== Task data ==
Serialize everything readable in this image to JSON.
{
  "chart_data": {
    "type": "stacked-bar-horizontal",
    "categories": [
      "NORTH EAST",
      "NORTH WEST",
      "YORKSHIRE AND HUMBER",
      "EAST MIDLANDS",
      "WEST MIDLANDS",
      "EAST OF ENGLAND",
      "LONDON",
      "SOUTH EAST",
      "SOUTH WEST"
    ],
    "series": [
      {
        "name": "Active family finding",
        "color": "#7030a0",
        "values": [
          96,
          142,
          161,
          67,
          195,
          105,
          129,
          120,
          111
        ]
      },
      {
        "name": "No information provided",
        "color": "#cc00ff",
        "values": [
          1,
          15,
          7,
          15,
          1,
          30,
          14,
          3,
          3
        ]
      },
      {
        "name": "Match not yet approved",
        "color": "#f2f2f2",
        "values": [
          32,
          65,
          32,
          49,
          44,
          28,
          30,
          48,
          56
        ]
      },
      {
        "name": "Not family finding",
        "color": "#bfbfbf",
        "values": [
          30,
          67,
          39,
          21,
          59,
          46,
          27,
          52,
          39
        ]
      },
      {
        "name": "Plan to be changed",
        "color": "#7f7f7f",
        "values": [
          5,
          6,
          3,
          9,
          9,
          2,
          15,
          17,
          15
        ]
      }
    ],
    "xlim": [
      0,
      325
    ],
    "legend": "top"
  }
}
==
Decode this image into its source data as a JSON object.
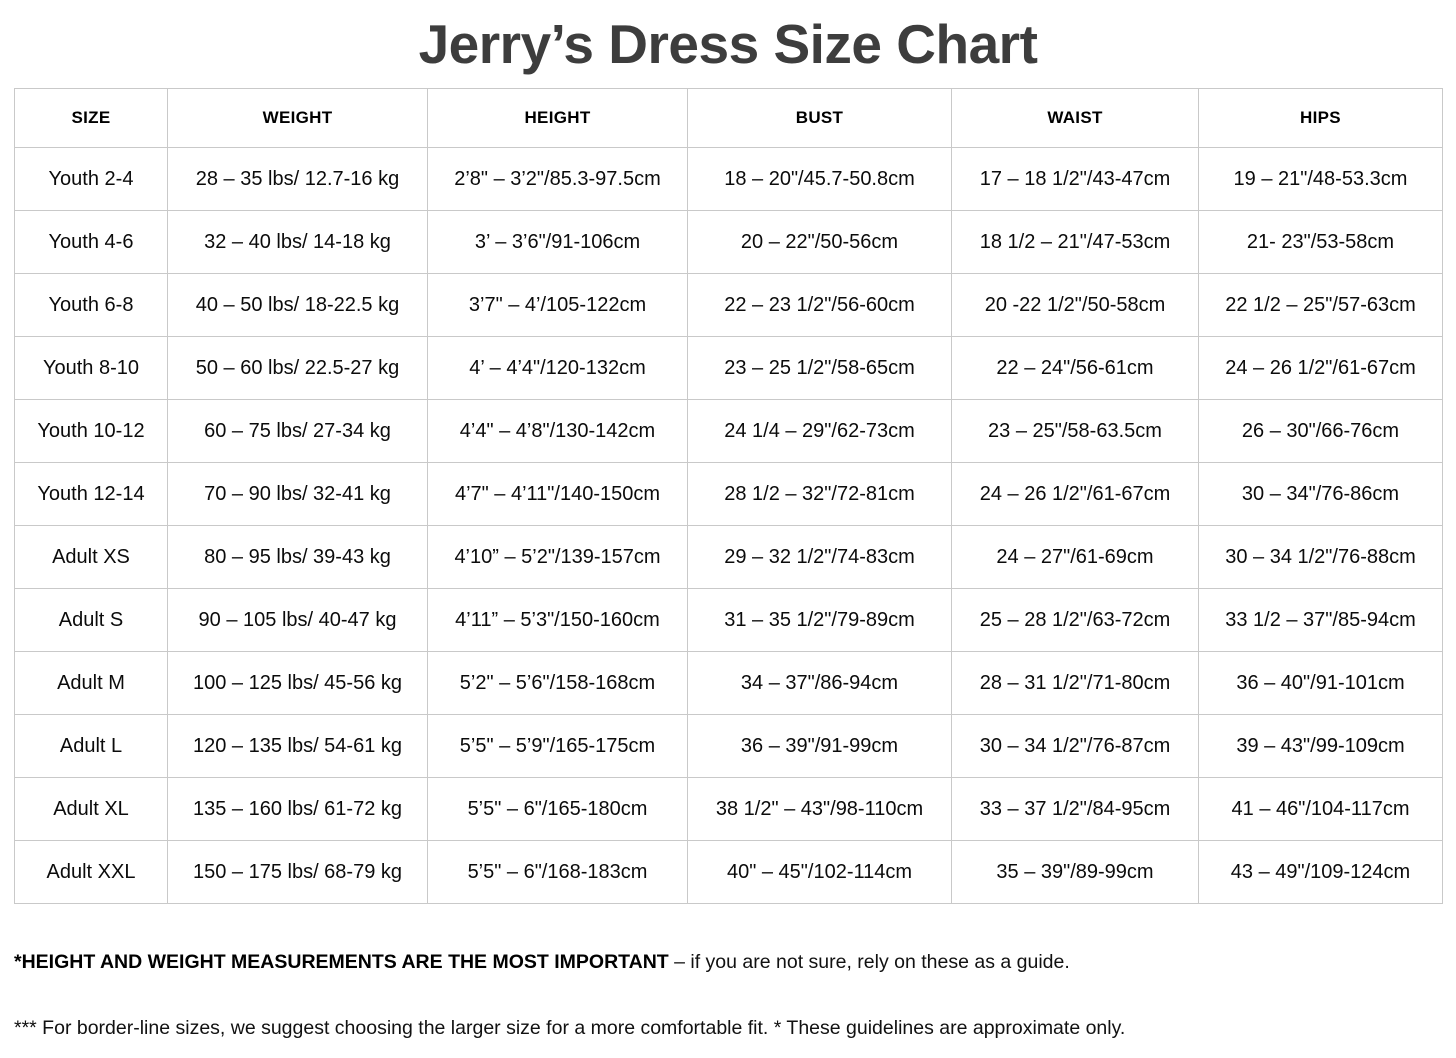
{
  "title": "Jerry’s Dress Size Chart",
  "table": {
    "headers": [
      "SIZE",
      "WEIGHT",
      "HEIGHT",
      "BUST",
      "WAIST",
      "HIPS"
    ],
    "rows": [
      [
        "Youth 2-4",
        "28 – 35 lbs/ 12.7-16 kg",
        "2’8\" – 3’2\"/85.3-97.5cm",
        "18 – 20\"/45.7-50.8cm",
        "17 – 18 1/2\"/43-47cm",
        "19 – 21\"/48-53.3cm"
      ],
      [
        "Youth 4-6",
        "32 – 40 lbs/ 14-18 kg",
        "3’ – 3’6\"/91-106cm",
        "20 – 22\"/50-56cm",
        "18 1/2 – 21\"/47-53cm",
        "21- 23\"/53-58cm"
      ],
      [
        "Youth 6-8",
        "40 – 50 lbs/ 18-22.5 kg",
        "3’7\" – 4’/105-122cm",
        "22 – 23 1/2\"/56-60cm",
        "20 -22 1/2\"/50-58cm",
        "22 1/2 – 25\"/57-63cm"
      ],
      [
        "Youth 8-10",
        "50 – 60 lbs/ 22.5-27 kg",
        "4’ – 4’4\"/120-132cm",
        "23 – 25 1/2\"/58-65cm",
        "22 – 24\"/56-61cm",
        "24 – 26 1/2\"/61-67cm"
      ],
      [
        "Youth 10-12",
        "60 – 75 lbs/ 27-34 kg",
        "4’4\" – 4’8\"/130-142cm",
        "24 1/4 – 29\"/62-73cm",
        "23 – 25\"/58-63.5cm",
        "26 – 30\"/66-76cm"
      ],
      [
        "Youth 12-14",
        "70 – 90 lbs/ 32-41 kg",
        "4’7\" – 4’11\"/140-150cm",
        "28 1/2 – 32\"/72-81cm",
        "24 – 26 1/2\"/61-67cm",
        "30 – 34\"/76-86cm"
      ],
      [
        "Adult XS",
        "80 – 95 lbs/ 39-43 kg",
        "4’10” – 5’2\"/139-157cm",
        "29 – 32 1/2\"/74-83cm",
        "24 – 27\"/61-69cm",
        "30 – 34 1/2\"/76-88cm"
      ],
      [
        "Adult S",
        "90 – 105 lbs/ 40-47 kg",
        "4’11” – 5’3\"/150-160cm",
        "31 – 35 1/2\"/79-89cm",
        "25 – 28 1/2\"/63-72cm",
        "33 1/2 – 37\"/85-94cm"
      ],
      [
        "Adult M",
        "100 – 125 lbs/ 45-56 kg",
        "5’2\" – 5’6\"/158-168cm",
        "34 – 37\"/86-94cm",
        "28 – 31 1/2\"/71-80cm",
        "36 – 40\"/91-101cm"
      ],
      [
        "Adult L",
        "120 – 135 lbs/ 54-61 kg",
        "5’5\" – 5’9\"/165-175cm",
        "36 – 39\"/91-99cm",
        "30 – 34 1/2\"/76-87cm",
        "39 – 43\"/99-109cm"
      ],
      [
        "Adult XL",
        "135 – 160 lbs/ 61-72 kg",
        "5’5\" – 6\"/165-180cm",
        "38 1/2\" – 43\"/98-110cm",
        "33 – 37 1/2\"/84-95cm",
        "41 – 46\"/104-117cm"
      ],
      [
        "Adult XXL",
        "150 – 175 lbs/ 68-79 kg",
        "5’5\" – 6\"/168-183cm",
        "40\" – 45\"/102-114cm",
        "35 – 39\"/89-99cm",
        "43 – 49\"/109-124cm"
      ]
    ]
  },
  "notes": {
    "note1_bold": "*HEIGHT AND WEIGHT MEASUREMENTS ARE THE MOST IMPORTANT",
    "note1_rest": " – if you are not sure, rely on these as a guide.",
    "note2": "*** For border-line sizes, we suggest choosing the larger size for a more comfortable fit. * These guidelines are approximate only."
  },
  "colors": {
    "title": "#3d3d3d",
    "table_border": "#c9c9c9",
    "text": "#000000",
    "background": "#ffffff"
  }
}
--
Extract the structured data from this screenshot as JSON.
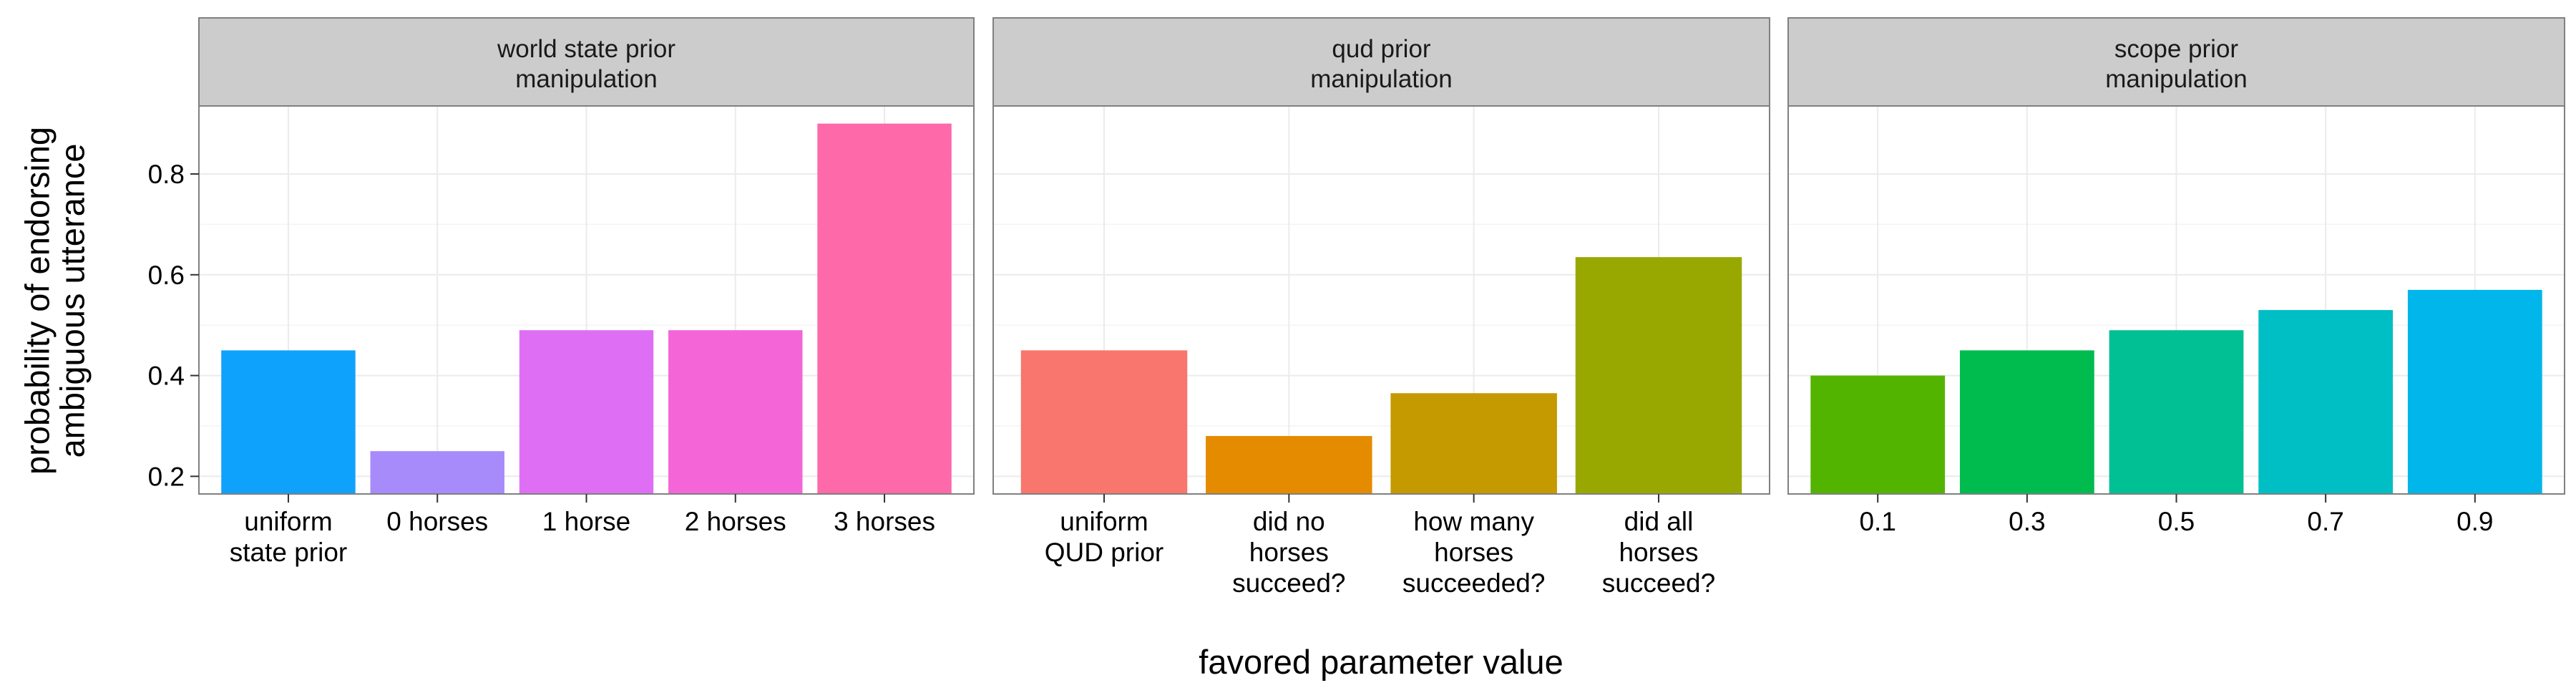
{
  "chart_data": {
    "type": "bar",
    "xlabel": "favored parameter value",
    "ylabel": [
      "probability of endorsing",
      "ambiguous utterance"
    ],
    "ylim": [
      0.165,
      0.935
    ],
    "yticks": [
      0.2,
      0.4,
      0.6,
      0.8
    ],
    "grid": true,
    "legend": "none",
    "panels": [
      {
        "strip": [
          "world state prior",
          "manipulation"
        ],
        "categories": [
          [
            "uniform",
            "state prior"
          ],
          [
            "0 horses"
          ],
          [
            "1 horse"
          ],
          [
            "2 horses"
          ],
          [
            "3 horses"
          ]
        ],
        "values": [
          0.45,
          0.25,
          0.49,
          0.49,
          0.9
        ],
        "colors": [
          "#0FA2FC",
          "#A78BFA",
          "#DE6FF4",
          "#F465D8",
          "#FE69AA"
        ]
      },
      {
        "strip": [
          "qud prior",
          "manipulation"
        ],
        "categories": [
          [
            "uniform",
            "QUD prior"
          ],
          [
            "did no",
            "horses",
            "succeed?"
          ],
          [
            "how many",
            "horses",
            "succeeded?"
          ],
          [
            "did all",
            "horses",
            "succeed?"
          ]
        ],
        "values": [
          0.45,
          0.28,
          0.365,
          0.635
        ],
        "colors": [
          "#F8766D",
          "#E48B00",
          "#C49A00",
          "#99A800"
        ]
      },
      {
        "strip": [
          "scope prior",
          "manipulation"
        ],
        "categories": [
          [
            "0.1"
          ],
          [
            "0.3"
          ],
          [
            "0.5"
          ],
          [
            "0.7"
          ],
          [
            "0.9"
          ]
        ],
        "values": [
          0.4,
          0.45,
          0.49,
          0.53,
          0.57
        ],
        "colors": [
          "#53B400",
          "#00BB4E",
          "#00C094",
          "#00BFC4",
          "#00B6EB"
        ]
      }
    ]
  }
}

== Exercise details ==
Look through the lines above and collect those with the word "title".

== The response ==
  "title": "Jerry’s Dress Size Chart",
    "title": "#3d3d3d",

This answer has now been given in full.